GOAL >>
Reproduce the material between the lines holding "hdr-or-tipo-documento[interactable]: Tipo de" and "hdr-rp-calendar[interactable] — [240, 461, 263, 477]", inclusive, and nothing else.

DATA FOR THE TASK >>
════

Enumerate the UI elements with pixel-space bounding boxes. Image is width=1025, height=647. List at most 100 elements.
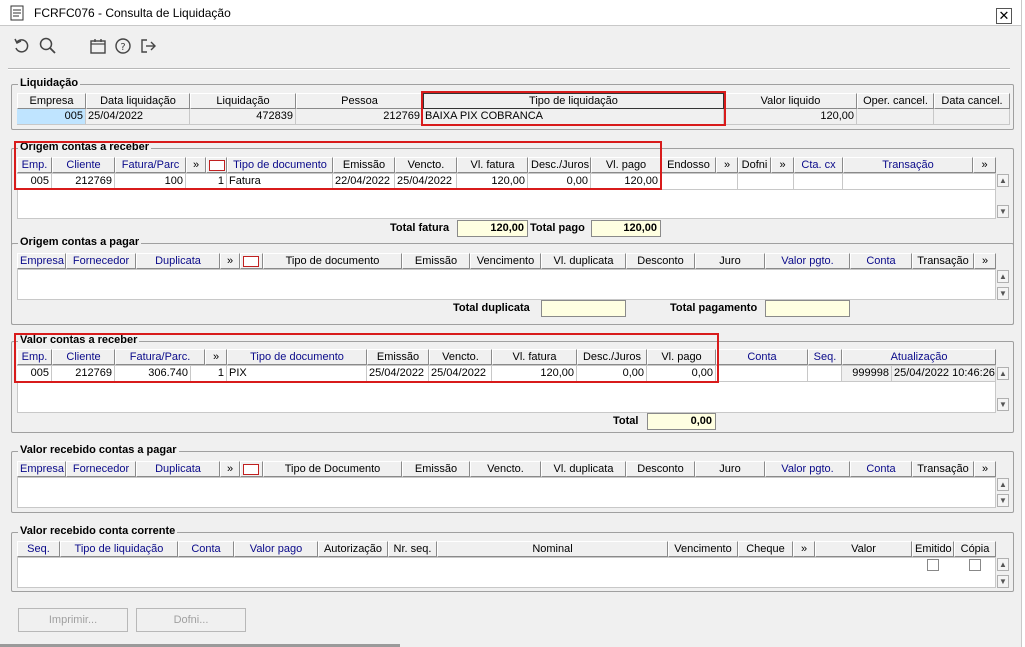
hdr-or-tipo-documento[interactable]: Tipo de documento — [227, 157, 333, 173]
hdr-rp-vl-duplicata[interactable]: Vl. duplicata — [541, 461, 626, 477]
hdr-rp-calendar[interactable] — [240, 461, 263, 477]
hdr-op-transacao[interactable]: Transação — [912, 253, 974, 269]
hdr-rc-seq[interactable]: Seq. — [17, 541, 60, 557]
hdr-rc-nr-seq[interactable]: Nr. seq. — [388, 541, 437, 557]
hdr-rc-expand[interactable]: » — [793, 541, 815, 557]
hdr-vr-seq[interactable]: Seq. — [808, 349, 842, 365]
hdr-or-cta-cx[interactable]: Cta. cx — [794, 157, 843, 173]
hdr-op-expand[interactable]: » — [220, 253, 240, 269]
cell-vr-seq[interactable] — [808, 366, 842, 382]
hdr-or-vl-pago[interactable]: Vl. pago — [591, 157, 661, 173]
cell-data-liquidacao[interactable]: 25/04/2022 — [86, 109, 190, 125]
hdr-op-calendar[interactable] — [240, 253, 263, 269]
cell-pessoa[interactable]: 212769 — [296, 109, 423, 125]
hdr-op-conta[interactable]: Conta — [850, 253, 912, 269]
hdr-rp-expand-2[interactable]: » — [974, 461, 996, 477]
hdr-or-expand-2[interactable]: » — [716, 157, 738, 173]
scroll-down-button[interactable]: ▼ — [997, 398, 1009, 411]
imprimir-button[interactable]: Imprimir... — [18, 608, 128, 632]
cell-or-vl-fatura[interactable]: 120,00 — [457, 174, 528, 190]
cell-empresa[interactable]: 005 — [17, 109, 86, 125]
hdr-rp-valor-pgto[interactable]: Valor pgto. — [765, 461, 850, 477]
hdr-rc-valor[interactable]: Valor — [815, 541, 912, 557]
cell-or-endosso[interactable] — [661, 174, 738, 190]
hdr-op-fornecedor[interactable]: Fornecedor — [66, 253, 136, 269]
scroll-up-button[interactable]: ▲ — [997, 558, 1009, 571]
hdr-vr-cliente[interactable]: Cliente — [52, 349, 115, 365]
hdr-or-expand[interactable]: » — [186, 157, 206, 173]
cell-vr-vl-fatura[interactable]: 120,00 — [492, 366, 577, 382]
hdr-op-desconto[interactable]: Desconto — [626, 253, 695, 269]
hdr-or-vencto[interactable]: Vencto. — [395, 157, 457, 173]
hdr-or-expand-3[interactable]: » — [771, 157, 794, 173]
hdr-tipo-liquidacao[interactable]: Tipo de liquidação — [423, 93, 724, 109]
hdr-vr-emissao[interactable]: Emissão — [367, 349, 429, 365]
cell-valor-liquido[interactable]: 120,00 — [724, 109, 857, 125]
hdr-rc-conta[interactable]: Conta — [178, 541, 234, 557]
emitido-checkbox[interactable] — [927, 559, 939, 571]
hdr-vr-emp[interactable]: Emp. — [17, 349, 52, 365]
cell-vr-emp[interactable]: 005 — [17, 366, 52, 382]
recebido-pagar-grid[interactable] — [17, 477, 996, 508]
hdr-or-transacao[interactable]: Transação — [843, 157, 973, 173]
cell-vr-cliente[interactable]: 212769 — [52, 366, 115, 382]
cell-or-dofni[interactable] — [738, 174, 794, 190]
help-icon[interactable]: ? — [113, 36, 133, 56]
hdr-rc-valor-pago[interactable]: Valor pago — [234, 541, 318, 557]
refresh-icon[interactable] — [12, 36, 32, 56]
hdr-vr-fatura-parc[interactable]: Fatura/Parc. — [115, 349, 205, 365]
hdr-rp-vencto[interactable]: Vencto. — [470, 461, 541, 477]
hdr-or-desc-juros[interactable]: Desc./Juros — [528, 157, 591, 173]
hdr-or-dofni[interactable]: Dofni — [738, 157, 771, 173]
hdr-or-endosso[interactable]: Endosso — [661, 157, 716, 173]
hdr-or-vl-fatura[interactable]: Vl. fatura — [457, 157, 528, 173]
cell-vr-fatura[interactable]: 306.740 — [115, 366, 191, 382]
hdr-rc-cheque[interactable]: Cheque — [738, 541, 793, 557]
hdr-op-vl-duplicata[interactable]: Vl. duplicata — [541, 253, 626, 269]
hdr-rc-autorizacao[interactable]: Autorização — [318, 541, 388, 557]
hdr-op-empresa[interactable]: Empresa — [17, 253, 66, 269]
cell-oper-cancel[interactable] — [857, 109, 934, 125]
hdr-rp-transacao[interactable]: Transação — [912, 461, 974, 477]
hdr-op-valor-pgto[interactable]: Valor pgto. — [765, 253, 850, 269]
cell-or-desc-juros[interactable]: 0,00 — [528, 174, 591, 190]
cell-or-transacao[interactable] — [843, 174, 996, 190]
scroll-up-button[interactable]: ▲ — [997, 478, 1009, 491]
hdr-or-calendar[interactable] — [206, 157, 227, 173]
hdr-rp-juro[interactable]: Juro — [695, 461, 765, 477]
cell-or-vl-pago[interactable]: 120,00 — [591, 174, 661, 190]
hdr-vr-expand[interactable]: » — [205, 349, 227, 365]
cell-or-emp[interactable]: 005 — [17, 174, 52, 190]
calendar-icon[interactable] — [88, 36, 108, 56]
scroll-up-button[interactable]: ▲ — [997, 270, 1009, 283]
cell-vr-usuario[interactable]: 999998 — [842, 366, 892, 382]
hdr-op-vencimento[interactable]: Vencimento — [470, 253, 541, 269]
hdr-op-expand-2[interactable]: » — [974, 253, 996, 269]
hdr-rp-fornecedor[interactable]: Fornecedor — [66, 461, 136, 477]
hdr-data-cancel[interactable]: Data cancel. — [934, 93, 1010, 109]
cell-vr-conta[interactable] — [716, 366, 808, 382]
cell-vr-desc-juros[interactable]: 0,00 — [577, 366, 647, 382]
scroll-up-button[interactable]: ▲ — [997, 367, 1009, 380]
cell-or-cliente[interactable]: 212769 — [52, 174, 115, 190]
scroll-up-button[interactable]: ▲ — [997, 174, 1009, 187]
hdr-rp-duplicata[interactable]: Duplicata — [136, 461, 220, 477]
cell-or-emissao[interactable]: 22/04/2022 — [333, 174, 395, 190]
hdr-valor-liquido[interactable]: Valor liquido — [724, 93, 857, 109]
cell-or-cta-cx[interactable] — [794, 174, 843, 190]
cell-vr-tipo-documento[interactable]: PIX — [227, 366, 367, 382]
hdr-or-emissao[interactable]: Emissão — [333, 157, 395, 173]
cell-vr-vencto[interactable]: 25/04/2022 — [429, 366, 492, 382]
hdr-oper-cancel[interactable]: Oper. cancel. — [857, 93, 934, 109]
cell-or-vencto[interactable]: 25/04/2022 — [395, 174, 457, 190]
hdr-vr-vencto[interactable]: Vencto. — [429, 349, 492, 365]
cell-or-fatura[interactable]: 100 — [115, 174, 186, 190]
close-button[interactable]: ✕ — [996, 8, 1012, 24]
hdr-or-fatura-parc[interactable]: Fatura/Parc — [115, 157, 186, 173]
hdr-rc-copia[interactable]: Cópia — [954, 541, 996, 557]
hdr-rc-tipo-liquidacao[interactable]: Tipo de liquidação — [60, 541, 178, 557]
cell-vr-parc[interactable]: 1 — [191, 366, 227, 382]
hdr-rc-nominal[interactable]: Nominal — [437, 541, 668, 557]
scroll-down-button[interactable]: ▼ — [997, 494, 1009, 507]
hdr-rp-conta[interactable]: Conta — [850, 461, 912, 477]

════

THE RESPONSE >>
hdr-or-tipo-documento[interactable]: Tipo de documento — [227, 157, 333, 173]
hdr-rp-vl-duplicata[interactable]: Vl. duplicata — [541, 461, 626, 477]
hdr-rp-calendar[interactable] — [240, 461, 263, 477]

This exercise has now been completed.